**AVAILABLE DATA:**
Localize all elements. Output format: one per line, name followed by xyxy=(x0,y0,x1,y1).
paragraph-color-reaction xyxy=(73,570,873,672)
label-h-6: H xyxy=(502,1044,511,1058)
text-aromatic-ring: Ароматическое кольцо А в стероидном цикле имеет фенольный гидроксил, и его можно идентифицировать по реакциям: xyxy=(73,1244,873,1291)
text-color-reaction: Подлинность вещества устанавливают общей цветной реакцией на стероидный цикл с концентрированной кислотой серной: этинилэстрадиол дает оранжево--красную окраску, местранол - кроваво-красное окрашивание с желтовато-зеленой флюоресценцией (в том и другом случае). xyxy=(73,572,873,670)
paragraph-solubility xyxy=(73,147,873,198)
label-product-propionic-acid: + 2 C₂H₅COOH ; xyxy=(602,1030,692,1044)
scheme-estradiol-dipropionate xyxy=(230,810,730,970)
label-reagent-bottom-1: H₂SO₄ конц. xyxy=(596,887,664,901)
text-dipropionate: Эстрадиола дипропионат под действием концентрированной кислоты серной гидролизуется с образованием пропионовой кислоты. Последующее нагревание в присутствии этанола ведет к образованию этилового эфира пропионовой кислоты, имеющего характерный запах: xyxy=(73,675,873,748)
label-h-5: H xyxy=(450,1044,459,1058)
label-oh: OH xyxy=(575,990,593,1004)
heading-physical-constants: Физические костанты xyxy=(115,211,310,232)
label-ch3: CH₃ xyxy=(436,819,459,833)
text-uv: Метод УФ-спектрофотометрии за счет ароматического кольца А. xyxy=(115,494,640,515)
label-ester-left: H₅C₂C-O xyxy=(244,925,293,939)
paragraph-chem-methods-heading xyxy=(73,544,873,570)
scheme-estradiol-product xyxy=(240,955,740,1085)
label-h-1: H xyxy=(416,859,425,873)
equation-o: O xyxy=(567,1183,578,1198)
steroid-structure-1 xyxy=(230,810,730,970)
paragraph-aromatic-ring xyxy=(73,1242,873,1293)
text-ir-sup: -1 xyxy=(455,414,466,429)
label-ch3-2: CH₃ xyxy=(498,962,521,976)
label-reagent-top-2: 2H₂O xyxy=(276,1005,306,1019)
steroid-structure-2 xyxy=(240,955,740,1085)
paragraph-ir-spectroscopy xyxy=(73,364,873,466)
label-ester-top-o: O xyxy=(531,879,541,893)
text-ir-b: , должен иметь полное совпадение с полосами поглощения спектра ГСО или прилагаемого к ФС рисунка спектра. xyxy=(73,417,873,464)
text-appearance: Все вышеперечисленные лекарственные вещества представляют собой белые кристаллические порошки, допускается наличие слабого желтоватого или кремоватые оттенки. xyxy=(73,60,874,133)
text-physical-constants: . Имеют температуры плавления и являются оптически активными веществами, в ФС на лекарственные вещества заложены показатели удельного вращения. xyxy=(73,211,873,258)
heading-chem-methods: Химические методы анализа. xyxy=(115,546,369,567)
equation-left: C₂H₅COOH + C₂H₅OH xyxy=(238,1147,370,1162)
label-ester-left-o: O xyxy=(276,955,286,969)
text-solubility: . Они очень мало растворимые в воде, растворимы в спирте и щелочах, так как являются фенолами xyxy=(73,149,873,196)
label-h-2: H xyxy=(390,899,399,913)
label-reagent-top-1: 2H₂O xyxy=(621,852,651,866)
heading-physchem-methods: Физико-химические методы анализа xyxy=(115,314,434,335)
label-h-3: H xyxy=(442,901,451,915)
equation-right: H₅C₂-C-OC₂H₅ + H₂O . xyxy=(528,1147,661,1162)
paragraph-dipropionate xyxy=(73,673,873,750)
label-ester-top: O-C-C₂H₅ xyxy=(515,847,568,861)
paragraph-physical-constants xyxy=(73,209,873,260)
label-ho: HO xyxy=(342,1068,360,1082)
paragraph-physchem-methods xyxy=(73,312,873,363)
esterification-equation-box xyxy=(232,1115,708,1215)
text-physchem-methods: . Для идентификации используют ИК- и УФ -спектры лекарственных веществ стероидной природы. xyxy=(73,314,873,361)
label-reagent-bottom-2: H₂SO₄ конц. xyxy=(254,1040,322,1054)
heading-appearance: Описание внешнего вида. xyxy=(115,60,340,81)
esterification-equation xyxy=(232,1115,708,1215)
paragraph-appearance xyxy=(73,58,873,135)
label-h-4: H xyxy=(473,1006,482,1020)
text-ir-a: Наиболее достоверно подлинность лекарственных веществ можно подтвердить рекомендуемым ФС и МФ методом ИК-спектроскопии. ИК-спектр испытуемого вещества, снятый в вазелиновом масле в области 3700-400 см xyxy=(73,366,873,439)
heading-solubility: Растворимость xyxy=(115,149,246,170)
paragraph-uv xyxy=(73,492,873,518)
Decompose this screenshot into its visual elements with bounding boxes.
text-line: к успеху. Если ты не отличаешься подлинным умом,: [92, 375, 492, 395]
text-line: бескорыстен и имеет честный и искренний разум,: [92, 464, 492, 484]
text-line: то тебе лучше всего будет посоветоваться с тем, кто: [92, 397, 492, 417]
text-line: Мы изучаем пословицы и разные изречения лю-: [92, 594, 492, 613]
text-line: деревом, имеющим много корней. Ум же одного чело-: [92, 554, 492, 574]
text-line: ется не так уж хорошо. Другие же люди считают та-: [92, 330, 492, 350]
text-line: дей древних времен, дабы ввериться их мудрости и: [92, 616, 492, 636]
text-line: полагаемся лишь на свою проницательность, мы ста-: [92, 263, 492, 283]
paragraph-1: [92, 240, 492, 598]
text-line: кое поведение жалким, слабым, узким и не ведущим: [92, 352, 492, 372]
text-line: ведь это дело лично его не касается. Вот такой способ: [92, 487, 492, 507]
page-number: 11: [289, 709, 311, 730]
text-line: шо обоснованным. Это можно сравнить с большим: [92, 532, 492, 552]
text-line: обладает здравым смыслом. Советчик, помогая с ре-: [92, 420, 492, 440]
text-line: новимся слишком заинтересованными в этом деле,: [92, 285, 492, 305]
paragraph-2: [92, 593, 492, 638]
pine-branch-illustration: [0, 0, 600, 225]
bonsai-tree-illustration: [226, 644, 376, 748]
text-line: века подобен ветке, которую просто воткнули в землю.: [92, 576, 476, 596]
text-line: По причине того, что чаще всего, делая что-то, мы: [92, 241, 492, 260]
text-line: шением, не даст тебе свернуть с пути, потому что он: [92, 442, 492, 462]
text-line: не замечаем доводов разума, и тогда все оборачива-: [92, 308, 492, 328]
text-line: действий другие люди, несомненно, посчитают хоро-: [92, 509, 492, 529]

**SET EXERCISE:**
Render these rows as a Markdown table with two columns, No. and Line, giving each line with its number and leaving out blank lines.

**COMPLETED TASK:**
| No. | Line |
|---|---|
| 1 | Localize all elements. Output format: one per line, name followed by xyxy=(x0,y0,x1,y1). |
| 2 | paragraph-color-reaction xyxy=(73,570,873,672) |
| 3 | label-h-6: H xyxy=(502,1044,511,1058) |
| 4 | text-aromatic-ring: Ароматическое кольцо А в стероидном цикле имеет фенольный гидроксил, и его можно идентифицировать по реакциям: xyxy=(73,1244,873,1291) |
| 5 | text-color-reaction: Подлинность вещества устанавливают общей цветной реакцией на стероидный цикл с концентрированной кислотой серной: этинилэстрадиол дает оранжево--красную окраску, местранол - кроваво-красное окрашивание с желтовато-зеленой флюоресценцией (в том и другом случае). xyxy=(73,572,873,670) |
| 6 | paragraph-solubility xyxy=(73,147,873,198) |
| 7 | label-product-propionic-acid: + 2 C₂H₅COOH ; xyxy=(602,1030,692,1044) |
| 8 | scheme-estradiol-dipropionate xyxy=(230,810,730,970) |
| 9 | label-reagent-bottom-1: H₂SO₄ конц. xyxy=(596,887,664,901) |
| 10 | text-dipropionate: Эстрадиола дипропионат под действием концентрированной кислоты серной гидролизуется с образованием пропионовой кислоты. Последующее нагревание в присутствии этанола ведет к образованию этилового эфира пропионовой кислоты, имеющего характерный запах: xyxy=(73,675,873,748) |
| 11 | label-h-5: H xyxy=(450,1044,459,1058) |
| 12 | label-oh: OH xyxy=(575,990,593,1004) |
| 13 | heading-physical-constants: Физические костанты xyxy=(115,211,310,232) |
| 14 | label-ch3: CH₃ xyxy=(436,819,459,833) |
| 15 | text-uv: Метод УФ-спектрофотометрии за счет ароматического кольца А. xyxy=(115,494,640,515) |
| 16 | label-ester-left: H₅C₂C-O xyxy=(244,925,293,939) |
| 17 | paragraph-chem-methods-heading xyxy=(73,544,873,570) |
| 18 | scheme-estradiol-product xyxy=(240,955,740,1085) |
| 19 | label-h-1: H xyxy=(416,859,425,873) |
| 20 | equation-o: O xyxy=(567,1183,578,1198) |
| 21 | steroid-structure-1 xyxy=(230,810,730,970) |
| 22 | paragraph-aromatic-ring xyxy=(73,1242,873,1293) |
| 23 | text-ir-sup: -1 xyxy=(455,414,466,429) |
| 24 | label-ch3-2: CH₃ xyxy=(498,962,521,976) |
| 25 | label-reagent-top-2: 2H₂O xyxy=(276,1005,306,1019) |
| 26 | steroid-structure-2 xyxy=(240,955,740,1085) |
| 27 | paragraph-ir-spectroscopy xyxy=(73,364,873,466) |
| 28 | label-ester-top-o: O xyxy=(531,879,541,893) |
| 29 | text-ir-b: , должен иметь полное совпадение с полосами поглощения спектра ГСО или прилагаемого к ФС рисунка спектра. xyxy=(73,417,873,464) |
| 30 | text-appearance: Все вышеперечисленные лекарственные вещества представляют собой белые кристаллические порошки, допускается наличие слабого желтоватого или кремоватые оттенки. xyxy=(73,60,874,133) |
| 31 | text-physical-constants: . Имеют температуры плавления и являются оптически активными веществами, в ФС на лекарственные вещества заложены показатели удельного вращения. xyxy=(73,211,873,258) |
| 32 | heading-chem-methods: Химические методы анализа. xyxy=(115,546,369,567) |
| 33 | equation-left: C₂H₅COOH + C₂H₅OH xyxy=(238,1147,370,1162) |
| 34 | label-ester-left-o: O xyxy=(276,955,286,969) |
| 35 | text-solubility: . Они очень мало растворимые в воде, растворимы в спирте и щелочах, так как являются фенолами xyxy=(73,149,873,196) |
| 36 | label-h-2: H xyxy=(390,899,399,913) |
| 37 | label-reagent-top-1: 2H₂O xyxy=(621,852,651,866) |
| 38 | heading-physchem-methods: Физико-химические методы анализа xyxy=(115,314,434,335) |
| 39 | label-h-3: H xyxy=(442,901,451,915) |
| 40 | equation-right: H₅C₂-C-OC₂H₅ + H₂O . xyxy=(528,1147,661,1162) |
| 41 | paragraph-dipropionate xyxy=(73,673,873,750) |
| 42 | label-ester-top: O-C-C₂H₅ xyxy=(515,847,568,861) |
| 43 | paragraph-physical-constants xyxy=(73,209,873,260) |
| 44 | label-ho: HO xyxy=(342,1068,360,1082) |
| 45 | paragraph-physchem-methods xyxy=(73,312,873,363) |
| 46 | esterification-equation-box xyxy=(232,1115,708,1215) |
| 47 | text-physchem-methods: . Для идентификации используют ИК- и УФ -спектры лекарственных веществ стероидной природы. xyxy=(73,314,873,361) |
| 48 | label-reagent-bottom-2: H₂SO₄ конц. xyxy=(254,1040,322,1054) |
| 49 | heading-appearance: Описание внешнего вида. xyxy=(115,60,340,81) |
| 50 | esterification-equation xyxy=(232,1115,708,1215) |
| 51 | paragraph-appearance xyxy=(73,58,873,135) |
| 52 | label-h-4: H xyxy=(473,1006,482,1020) |
| 53 | text-ir-a: Наиболее достоверно подлинность лекарственных веществ можно подтвердить рекомендуемым ФС и МФ методом ИК-спектроскопии. ИК-спектр испытуемого вещества, снятый в вазелиновом масле в области 3700-400 см xyxy=(73,366,873,439) |
| 54 | heading-solubility: Растворимость xyxy=(115,149,246,170) |
| 55 | paragraph-uv xyxy=(73,492,873,518) |
| 56 | Decompose this screenshot into its visual elements with bounding boxes. |
| 57 | text-line: к успеху. Если ты не отличаешься подлинным умом,: [92, 375, 492, 395] |
| 58 | text-line: бескорыстен и имеет честный и искренний разум,: [92, 464, 492, 484] |
| 59 | text-line: то тебе лучше всего будет посоветоваться с тем, кто: [92, 397, 492, 417] |
| 60 | text-line: Мы изучаем пословицы и разные изречения лю-: [92, 594, 492, 613] |
| 61 | text-line: деревом, имеющим много корней. Ум же одного чело-: [92, 554, 492, 574] |
| 62 | text-line: ется не так уж хорошо. Другие же люди считают та-: [92, 330, 492, 350] |
| 63 | text-line: дей древних времен, дабы ввериться их мудрости и: [92, 616, 492, 636] |
| 64 | text-line: полагаемся лишь на свою проницательность, мы ста-: [92, 263, 492, 283] |
| 65 | paragraph-1: [92, 240, 492, 598] |
| 66 | text-line: кое поведение жалким, слабым, узким и не ведущим: [92, 352, 492, 372] |
| 67 | text-line: ведь это дело лично его не касается. Вот такой способ: [92, 487, 492, 507] |
| 68 | page-number: 11: [289, 709, 311, 730] |
| 69 | text-line: шо обоснованным. Это можно сравнить с большим: [92, 532, 492, 552] |
| 70 | text-line: обладает здравым смыслом. Советчик, помогая с ре-: [92, 420, 492, 440] |
| 71 | text-line: новимся слишком заинтересованными в этом деле,: [92, 285, 492, 305] |
| 72 | paragraph-2: [92, 593, 492, 638] |
| 73 | pine-branch-illustration: [0, 0, 600, 225] |
| 74 | bonsai-tree-illustration: [226, 644, 376, 748] |
| 75 | text-line: века подобен ветке, которую просто воткнули в землю.: [92, 576, 476, 596] |
| 76 | text-line: По причине того, что чаще всего, делая что-то, мы: [92, 241, 492, 260] |
| 77 | text-line: шением, не даст тебе свернуть с пути, потому что он: [92, 442, 492, 462] |
| 78 | text-line: не замечаем доводов разума, и тогда все оборачива-: [92, 308, 492, 328] |
| 79 | text-line: действий другие люди, несомненно, посчитают хоро-: [92, 509, 492, 529] |